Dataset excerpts
# # # #

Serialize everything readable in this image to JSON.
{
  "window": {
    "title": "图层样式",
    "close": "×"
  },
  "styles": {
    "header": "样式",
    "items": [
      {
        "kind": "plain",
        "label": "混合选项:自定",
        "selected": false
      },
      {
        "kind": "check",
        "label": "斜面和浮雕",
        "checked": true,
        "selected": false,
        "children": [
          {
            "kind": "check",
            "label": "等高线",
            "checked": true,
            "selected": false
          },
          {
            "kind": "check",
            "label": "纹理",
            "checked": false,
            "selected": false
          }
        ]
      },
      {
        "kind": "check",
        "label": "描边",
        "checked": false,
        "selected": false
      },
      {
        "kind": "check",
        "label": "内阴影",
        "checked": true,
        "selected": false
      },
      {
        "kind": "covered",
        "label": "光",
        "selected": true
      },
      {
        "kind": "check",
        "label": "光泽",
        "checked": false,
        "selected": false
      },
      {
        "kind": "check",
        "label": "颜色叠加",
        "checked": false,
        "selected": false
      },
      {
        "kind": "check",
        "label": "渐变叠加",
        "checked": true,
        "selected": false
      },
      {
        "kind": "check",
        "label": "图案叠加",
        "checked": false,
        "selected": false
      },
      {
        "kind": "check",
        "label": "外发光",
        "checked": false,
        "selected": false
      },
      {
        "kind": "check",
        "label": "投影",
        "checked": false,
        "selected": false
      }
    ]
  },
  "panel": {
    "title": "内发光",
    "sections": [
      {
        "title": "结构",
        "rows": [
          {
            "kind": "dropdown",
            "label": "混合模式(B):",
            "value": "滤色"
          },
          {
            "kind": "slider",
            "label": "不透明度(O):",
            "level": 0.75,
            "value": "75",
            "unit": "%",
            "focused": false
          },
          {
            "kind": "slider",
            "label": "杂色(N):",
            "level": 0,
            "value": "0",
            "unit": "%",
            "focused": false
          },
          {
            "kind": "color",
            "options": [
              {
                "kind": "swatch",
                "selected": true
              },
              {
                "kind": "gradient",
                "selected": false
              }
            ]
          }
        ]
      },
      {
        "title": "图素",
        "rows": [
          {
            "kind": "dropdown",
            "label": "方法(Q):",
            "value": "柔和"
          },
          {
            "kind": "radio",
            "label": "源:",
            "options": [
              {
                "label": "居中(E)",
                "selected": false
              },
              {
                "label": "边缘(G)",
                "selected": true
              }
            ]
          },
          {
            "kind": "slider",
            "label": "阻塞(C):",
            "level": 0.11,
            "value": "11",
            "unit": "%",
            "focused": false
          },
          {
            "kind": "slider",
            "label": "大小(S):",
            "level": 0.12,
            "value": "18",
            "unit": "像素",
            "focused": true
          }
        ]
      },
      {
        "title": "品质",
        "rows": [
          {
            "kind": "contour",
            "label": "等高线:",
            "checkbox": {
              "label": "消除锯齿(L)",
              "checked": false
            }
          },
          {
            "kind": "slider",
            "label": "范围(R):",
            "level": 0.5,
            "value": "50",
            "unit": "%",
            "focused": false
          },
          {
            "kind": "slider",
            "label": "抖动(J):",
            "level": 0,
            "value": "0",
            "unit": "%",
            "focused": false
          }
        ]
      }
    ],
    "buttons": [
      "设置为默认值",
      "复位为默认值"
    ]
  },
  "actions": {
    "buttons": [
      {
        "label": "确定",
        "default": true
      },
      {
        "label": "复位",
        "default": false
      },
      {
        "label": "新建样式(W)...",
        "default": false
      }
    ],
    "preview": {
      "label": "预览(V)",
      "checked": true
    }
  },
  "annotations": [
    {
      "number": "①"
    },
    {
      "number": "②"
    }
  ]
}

# # # #

Each line of the material should be duplicated exactly, please.

Serialize everything readable in this image to JSON.
{
  "window": {
    "title": "图层样式",
    "close": "×"
  },
  "styles": {
    "header": "样式",
    "items": [
      {
        "kind": "plain",
        "label": "混合选项:自定",
        "selected": false
      },
      {
        "kind": "check",
        "label": "斜面和浮雕",
        "checked": true,
        "selected": false,
        "children": [
          {
            "kind": "check",
            "label": "等高线",
            "checked": true,
            "selected": false
          },
          {
            "kind": "check",
            "label": "纹理",
            "checked": false,
            "selected": false
          }
        ]
      },
      {
        "kind": "check",
        "label": "描边",
        "checked": false,
        "selected": false
      },
      {
        "kind": "check",
        "label": "内阴影",
        "checked": true,
        "selected": false
      },
      {
        "kind": "covered",
        "label": "光",
        "selected": true
      },
      {
        "kind": "check",
        "label": "光泽",
        "checked": false,
        "selected": false
      },
      {
        "kind": "check",
        "label": "颜色叠加",
        "checked": false,
        "selected": false
      },
      {
        "kind": "check",
        "label": "渐变叠加",
        "checked": true,
        "selected": false
      },
      {
        "kind": "check",
        "label": "图案叠加",
        "checked": false,
        "selected": false
      },
      {
        "kind": "check",
        "label": "外发光",
        "checked": false,
        "selected": false
      },
      {
        "kind": "check",
        "label": "投影",
        "checked": false,
        "selected": false
      }
    ]
  },
  "panel": {
    "title": "内发光",
    "sections": [
      {
        "title": "结构",
        "rows": [
          {
            "kind": "dropdown",
            "label": "混合模式(B):",
            "value": "滤色"
          },
          {
            "kind": "slider",
            "label": "不透明度(O):",
            "level": 0.75,
            "value": "75",
            "unit": "%",
            "focused": false
          },
          {
            "kind": "slider",
            "label": "杂色(N):",
            "level": 0,
            "value": "0",
            "unit": "%",
            "focused": false
          },
          {
            "kind": "color",
            "options": [
              {
                "kind": "swatch",
                "selected": true
              },
              {
                "kind": "gradient",
                "selected": false
              }
            ]
          }
        ]
      },
      {
        "title": "图素",
        "rows": [
          {
            "kind": "dropdown",
            "label": "方法(Q):",
            "value": "柔和"
          },
          {
            "kind": "radio",
            "label": "源:",
            "options": [
              {
                "label": "居中(E)",
                "selected": false
              },
              {
                "label": "边缘(G)",
                "selected": true
              }
            ]
          },
          {
            "kind": "slider",
            "label": "阻塞(C):",
            "level": 0.11,
            "value": "11",
            "unit": "%",
            "focused": false
          },
          {
            "kind": "slider",
            "label": "大小(S):",
            "level": 0.12,
            "value": "18",
            "unit": "像素",
            "focused": true
          }
        ]
      },
      {
        "title": "品质",
        "rows": [
          {
            "kind": "contour",
            "label": "等高线:",
            "checkbox": {
              "label": "消除锯齿(L)",
              "checked": false
            }
          },
          {
            "kind": "slider",
            "label": "范围(R):",
            "level": 0.5,
            "value": "50",
            "unit": "%",
            "focused": false
          },
          {
            "kind": "slider",
            "label": "抖动(J):",
            "level": 0,
            "value": "0",
            "unit": "%",
            "focused": false
          }
        ]
      }
    ],
    "buttons": [
      "设置为默认值",
      "复位为默认值"
    ]
  },
  "actions": {
    "buttons": [
      {
        "label": "确定",
        "default": true
      },
      {
        "label": "复位",
        "default": false
      },
      {
        "label": "新建样式(W)...",
        "default": false
      }
    ],
    "preview": {
      "label": "预览(V)",
      "checked": true
    }
  },
  "annotations": [
    {
      "number": "①"
    },
    {
      "number": "②"
    }
  ]
}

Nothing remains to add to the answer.